SET EXERCISE:
Write out the material word for word, from the start through the line containing "x-tick-label: 1980-03: [338, 293, 352, 337]", both ends included.

** Start DATASET CONTENT **

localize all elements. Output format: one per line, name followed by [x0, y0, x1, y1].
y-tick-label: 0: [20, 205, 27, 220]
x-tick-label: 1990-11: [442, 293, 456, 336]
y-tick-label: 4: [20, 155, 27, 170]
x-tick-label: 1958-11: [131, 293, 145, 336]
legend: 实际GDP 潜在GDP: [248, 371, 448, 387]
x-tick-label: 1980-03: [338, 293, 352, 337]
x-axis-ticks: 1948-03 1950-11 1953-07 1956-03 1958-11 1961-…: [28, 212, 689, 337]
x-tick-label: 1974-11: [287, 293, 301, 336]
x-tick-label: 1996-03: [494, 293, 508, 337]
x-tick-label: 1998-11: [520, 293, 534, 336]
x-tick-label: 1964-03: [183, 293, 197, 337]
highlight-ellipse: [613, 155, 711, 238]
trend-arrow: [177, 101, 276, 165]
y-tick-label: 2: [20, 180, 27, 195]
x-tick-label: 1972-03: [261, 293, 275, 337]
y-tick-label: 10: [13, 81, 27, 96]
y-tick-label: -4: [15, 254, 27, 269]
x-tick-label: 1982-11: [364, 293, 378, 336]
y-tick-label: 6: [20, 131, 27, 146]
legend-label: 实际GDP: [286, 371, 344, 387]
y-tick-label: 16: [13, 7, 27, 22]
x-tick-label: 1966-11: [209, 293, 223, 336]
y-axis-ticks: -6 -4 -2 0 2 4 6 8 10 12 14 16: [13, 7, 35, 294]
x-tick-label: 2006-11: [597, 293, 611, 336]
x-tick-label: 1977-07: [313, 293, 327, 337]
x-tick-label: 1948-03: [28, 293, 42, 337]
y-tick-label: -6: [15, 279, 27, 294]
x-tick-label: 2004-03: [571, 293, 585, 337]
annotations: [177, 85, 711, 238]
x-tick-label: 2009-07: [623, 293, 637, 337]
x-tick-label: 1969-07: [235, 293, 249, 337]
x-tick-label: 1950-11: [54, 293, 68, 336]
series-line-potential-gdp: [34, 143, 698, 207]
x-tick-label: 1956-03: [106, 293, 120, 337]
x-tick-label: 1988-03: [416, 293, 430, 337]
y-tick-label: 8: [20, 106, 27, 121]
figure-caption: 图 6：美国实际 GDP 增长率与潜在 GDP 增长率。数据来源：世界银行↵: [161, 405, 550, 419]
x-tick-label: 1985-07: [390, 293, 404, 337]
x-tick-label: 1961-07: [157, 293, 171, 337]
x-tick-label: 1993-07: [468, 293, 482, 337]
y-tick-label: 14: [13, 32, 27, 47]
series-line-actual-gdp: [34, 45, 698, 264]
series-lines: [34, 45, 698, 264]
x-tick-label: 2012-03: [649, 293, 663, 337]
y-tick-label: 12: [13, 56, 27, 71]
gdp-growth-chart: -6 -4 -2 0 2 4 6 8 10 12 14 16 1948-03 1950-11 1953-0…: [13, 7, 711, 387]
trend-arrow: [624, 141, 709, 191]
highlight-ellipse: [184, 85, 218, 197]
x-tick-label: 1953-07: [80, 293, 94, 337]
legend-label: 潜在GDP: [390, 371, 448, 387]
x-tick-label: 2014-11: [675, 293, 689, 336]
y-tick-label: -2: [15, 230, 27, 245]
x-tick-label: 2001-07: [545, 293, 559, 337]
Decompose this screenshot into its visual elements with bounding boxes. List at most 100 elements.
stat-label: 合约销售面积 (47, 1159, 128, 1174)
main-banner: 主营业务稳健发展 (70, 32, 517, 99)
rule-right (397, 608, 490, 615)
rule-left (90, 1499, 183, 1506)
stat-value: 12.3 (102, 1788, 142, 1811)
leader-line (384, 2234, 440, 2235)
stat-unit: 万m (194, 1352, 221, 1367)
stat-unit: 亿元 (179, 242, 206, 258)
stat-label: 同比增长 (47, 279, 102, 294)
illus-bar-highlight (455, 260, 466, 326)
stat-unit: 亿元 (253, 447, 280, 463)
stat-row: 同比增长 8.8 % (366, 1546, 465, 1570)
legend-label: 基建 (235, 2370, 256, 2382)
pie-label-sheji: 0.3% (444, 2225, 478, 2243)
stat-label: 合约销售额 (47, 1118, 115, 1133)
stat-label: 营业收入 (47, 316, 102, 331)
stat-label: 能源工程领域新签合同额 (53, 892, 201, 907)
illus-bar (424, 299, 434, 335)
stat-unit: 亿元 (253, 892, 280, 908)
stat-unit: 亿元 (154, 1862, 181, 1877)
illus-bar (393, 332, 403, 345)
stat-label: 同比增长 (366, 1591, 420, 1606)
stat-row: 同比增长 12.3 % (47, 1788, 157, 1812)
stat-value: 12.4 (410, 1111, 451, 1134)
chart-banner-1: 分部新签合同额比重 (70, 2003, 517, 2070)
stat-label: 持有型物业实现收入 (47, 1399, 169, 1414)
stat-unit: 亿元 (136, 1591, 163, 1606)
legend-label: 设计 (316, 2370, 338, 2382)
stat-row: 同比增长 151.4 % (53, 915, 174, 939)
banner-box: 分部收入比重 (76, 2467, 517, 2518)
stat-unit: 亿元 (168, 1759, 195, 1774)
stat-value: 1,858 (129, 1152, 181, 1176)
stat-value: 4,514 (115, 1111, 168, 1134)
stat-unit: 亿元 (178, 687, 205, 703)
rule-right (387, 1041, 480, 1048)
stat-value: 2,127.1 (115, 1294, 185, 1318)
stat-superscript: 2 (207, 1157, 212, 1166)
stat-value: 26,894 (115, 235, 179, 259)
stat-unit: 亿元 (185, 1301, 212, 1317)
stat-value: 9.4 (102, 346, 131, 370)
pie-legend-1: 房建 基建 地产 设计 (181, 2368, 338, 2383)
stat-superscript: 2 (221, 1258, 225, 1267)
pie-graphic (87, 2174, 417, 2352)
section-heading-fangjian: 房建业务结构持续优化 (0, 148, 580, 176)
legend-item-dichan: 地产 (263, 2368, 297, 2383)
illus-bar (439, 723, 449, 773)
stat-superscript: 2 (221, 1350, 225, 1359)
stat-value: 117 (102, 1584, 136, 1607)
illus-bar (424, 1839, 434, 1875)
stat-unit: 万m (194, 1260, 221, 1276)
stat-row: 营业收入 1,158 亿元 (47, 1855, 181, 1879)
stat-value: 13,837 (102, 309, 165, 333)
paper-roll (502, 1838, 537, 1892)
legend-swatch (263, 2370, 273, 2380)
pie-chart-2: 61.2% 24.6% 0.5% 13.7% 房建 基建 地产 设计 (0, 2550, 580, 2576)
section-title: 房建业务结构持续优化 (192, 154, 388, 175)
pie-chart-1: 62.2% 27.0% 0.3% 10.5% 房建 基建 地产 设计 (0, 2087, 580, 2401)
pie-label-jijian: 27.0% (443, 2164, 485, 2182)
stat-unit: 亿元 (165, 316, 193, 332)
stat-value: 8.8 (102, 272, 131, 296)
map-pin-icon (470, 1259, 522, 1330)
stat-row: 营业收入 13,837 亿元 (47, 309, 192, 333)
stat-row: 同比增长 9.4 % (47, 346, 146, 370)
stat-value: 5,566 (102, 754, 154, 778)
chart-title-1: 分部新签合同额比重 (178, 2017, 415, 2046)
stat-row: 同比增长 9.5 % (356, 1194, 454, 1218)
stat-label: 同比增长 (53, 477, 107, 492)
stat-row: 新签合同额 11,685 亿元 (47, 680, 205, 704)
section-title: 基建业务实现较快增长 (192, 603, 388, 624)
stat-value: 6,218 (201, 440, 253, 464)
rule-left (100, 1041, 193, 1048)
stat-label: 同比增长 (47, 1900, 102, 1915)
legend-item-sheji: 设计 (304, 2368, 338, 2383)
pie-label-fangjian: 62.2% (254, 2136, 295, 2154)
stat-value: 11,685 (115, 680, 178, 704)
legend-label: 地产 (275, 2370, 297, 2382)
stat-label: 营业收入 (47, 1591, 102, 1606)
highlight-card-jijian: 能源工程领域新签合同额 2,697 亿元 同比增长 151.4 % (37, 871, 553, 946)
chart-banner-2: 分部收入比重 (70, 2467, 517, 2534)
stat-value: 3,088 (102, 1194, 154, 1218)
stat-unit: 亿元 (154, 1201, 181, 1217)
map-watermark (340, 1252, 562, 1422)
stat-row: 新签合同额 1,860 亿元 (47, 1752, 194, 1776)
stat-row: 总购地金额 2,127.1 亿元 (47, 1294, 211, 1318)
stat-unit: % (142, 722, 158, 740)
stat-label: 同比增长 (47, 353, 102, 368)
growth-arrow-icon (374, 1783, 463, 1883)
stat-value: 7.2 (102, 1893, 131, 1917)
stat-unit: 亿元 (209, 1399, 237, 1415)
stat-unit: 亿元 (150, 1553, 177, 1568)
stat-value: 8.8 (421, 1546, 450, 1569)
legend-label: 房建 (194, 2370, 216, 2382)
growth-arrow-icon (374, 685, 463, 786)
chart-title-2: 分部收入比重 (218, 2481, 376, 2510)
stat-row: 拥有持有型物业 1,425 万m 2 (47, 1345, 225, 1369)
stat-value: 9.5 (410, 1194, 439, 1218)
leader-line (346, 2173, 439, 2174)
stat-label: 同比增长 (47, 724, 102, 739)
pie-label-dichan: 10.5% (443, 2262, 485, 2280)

** End DATASET CONTENT **

THE RESPONSE:
localize all elements. Output format: one per line, name followed by [x0, y0, x1, y1].
y-tick-label: 0: [20, 205, 27, 220]
x-tick-label: 1990-11: [442, 293, 456, 336]
y-tick-label: 4: [20, 155, 27, 170]
x-tick-label: 1958-11: [131, 293, 145, 336]
legend: 实际GDP 潜在GDP: [248, 371, 448, 387]
x-tick-label: 1980-03: [338, 293, 352, 337]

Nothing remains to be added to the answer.